YOUR INSTRUCTIONS: From the entries provided below, copy each line that contains the word "ArtistId".

#####

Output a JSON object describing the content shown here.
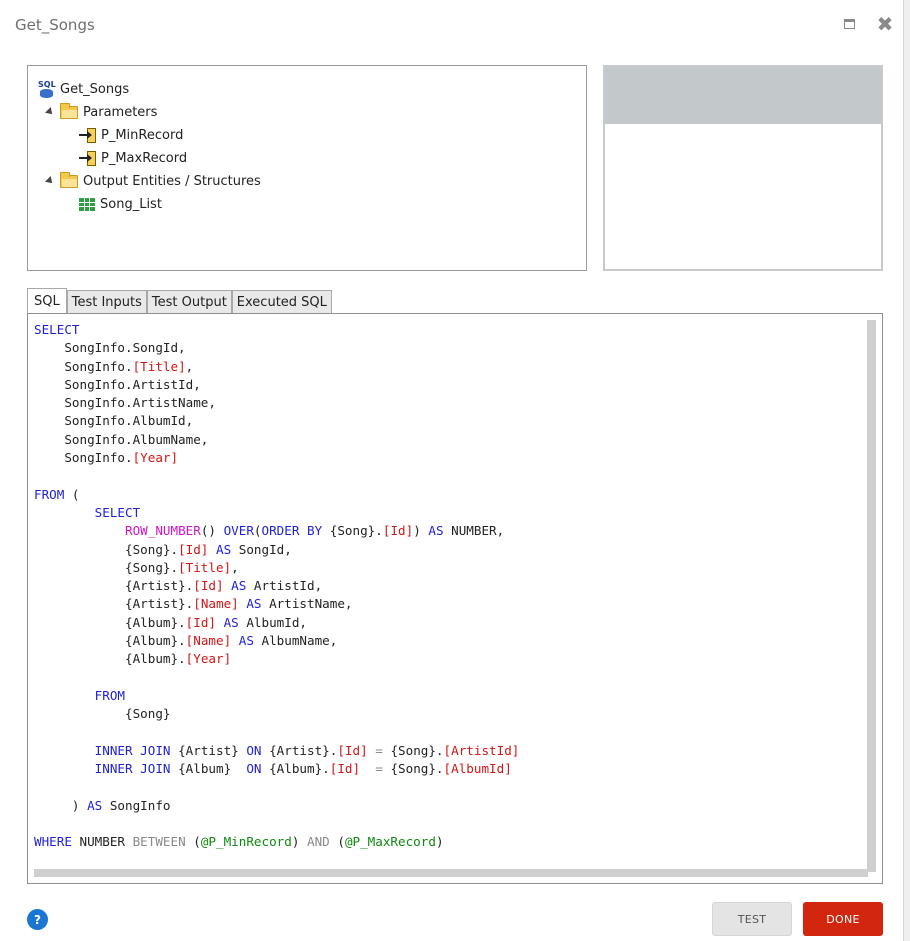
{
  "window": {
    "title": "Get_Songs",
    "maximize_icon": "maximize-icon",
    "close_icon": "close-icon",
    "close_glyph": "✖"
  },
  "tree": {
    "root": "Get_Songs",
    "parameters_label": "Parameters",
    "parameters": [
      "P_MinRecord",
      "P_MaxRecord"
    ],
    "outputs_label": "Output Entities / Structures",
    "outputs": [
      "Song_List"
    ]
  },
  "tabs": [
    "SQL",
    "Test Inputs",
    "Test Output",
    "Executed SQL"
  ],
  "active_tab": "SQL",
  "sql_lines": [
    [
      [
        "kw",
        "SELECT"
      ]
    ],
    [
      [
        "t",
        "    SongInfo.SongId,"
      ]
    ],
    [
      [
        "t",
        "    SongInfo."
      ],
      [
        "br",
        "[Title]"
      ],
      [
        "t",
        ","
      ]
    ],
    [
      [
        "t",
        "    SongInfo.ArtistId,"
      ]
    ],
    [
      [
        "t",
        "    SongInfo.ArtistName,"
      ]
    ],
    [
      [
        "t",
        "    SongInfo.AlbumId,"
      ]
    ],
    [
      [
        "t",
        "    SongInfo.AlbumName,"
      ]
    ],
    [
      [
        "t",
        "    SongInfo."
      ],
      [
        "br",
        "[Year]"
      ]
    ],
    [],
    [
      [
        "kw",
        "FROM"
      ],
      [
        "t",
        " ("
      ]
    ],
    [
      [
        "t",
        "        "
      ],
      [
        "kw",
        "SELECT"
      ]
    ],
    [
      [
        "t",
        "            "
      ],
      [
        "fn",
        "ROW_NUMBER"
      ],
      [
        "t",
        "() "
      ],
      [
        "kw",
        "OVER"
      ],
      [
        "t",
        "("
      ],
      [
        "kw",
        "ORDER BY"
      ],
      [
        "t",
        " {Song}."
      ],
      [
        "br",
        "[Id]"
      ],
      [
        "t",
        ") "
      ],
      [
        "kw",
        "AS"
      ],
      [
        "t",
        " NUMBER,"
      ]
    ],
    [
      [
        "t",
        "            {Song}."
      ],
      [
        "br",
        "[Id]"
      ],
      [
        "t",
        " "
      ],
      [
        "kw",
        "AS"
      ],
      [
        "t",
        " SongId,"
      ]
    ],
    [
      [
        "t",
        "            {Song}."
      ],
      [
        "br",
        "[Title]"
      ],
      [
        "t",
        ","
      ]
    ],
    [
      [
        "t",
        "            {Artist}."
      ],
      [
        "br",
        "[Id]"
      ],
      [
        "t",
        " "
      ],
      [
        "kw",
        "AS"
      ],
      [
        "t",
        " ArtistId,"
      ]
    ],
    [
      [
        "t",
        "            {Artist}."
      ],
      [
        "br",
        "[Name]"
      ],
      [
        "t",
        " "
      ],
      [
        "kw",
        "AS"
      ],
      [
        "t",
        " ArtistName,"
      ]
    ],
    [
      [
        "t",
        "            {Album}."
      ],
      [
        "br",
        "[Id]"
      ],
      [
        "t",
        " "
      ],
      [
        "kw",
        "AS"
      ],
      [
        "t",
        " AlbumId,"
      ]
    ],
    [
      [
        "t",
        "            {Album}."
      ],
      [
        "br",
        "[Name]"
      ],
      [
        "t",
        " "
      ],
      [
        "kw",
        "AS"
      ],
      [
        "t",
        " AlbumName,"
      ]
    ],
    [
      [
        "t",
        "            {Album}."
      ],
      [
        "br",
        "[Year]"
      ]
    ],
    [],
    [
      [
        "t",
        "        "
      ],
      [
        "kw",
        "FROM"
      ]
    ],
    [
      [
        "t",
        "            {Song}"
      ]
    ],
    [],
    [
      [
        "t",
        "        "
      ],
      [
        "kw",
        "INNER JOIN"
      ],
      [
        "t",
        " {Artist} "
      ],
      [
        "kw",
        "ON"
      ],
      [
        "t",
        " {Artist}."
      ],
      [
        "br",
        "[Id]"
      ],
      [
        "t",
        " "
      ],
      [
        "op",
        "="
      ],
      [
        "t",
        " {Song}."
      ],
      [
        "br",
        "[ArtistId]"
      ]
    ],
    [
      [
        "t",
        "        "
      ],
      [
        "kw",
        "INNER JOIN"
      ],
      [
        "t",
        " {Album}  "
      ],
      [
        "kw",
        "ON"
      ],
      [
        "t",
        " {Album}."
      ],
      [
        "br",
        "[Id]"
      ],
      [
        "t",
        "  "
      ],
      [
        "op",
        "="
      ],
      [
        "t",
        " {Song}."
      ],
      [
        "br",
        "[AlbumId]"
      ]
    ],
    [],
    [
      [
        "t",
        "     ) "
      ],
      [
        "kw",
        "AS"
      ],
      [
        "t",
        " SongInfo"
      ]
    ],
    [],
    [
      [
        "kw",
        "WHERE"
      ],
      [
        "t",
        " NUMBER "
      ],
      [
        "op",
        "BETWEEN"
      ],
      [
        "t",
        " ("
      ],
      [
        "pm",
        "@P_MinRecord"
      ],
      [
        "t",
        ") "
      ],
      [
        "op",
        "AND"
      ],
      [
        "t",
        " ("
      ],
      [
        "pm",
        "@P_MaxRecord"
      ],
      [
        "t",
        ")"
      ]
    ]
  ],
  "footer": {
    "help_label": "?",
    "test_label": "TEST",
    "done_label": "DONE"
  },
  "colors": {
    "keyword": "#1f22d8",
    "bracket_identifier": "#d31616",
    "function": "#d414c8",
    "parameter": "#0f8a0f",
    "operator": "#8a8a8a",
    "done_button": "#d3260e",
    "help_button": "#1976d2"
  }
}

#####

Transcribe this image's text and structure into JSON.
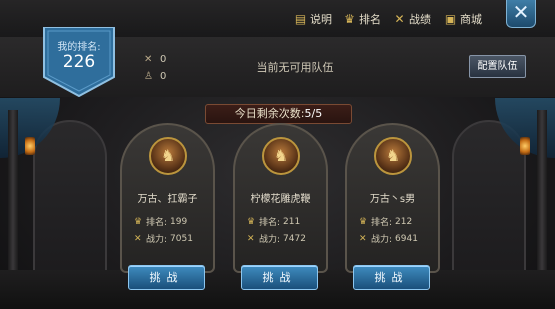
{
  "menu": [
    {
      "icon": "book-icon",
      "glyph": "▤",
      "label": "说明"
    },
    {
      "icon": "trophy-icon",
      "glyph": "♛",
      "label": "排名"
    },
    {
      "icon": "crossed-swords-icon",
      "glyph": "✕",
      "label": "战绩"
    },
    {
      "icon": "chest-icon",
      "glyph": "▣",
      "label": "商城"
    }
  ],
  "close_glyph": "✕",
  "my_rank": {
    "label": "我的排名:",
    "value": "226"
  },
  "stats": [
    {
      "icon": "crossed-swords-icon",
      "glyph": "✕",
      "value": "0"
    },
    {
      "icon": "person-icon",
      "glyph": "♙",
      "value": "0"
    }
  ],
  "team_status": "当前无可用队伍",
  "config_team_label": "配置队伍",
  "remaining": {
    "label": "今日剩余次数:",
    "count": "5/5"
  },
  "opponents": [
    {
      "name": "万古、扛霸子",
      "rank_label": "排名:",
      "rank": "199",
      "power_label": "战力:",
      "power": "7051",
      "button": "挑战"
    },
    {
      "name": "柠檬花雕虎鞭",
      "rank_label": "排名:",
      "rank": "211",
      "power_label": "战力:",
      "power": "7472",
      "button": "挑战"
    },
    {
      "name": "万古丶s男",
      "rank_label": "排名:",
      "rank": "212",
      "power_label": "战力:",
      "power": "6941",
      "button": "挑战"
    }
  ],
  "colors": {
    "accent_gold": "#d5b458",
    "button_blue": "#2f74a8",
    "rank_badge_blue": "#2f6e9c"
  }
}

#####

SOLUTION TO THIS EXERCISE:
        "    SongInfo.ArtistId,"
        " ArtistId,"
        "[ArtistId]"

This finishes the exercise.